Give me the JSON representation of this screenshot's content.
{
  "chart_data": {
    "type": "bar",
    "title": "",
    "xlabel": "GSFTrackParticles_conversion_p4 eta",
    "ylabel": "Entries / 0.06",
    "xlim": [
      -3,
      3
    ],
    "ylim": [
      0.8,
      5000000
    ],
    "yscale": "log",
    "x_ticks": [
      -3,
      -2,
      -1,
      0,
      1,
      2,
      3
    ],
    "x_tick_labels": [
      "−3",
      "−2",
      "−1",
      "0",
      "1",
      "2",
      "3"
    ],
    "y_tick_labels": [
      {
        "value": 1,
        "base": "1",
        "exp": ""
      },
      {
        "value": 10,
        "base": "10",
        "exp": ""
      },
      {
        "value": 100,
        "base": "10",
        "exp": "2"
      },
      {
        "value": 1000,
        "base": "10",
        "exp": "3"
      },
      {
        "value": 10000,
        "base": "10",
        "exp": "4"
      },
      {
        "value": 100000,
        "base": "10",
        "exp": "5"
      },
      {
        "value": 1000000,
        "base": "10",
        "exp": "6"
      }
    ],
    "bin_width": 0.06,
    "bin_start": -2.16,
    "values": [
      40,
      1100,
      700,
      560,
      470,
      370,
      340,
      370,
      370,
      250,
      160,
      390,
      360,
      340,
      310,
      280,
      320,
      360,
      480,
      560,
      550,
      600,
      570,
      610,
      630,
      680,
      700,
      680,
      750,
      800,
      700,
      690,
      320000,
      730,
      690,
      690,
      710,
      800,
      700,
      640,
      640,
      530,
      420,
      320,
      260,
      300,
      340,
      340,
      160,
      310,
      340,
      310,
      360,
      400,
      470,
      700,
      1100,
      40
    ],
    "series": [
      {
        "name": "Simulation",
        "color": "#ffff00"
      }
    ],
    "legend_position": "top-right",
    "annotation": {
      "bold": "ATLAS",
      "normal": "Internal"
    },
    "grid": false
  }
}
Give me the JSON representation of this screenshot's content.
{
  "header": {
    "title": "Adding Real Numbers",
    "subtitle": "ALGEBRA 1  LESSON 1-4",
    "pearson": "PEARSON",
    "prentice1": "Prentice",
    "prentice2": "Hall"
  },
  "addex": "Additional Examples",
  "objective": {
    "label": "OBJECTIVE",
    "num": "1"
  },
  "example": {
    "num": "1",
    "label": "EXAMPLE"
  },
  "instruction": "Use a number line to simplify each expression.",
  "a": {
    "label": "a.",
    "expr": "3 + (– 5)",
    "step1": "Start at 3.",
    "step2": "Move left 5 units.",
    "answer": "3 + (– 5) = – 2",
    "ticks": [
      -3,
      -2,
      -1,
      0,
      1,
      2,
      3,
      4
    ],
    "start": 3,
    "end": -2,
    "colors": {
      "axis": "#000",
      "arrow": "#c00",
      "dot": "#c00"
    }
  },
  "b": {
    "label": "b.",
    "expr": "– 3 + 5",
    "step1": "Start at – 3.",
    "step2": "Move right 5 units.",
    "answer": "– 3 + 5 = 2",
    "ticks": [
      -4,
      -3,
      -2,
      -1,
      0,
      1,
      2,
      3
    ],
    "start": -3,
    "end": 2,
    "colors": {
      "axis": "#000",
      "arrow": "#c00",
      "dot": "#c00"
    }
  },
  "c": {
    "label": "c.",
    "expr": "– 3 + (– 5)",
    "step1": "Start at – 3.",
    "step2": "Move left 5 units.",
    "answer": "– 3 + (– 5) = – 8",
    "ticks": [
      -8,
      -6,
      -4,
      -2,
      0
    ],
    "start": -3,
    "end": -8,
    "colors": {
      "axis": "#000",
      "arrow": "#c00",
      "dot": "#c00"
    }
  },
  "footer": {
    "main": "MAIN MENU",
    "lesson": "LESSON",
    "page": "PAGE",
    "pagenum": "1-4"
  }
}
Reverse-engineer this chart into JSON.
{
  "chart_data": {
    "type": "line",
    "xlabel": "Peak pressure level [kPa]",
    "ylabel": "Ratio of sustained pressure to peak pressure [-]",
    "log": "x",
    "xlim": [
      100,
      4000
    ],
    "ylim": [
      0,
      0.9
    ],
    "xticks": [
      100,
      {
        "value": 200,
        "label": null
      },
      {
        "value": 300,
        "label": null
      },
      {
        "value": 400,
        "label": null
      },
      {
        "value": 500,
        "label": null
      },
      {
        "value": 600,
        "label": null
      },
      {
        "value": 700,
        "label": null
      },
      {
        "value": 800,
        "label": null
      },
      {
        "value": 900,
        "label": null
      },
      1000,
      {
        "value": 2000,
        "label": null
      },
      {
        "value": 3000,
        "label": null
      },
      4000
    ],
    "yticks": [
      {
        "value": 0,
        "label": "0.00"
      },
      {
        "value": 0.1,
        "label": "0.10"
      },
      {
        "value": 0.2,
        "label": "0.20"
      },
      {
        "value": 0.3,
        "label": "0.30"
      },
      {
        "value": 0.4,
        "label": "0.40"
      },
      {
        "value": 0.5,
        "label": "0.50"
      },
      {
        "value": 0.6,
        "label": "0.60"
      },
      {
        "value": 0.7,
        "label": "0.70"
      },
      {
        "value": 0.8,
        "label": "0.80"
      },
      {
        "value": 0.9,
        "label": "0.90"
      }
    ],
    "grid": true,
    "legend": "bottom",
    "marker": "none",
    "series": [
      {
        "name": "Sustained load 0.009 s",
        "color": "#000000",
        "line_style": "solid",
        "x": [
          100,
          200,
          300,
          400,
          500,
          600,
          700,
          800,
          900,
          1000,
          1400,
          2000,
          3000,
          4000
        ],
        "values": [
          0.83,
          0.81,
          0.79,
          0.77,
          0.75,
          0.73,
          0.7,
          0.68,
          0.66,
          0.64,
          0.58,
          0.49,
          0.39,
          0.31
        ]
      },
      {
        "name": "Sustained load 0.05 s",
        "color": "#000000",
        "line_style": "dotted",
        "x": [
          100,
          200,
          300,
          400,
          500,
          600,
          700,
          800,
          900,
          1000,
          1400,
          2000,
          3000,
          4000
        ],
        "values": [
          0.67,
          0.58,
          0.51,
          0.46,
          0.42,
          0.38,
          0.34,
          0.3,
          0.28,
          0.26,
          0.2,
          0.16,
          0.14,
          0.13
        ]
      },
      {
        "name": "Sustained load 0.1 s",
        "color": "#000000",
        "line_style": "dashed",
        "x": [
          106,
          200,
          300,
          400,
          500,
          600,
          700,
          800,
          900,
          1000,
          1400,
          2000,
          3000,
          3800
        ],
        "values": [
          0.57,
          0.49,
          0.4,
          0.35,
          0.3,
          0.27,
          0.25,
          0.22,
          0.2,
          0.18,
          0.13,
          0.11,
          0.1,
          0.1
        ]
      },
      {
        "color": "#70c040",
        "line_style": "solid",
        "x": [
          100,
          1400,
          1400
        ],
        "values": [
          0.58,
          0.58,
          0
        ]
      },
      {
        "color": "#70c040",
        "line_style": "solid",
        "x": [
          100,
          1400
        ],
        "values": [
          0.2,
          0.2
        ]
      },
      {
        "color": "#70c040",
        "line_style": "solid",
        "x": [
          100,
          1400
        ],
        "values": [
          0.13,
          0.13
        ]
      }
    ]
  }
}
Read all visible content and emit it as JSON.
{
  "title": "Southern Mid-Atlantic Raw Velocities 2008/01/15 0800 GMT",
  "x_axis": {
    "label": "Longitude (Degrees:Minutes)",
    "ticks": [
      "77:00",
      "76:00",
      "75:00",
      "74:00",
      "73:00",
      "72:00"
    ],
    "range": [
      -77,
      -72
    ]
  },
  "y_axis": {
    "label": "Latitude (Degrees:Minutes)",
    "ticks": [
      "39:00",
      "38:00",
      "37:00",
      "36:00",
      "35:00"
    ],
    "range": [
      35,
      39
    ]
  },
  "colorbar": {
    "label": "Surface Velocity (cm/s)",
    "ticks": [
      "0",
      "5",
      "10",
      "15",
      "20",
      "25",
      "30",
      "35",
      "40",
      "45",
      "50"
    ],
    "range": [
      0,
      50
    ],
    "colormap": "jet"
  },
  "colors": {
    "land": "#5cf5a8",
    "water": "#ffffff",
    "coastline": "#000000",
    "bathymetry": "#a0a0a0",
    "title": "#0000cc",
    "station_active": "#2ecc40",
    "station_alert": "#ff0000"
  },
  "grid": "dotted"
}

——

- _TO DO_
Where a line above contains the word "Degrees", copy that line.

- _THE RESULT_
    "label": "Longitude (Degrees:Minutes)",
    "label": "Latitude (Degrees:Minutes)",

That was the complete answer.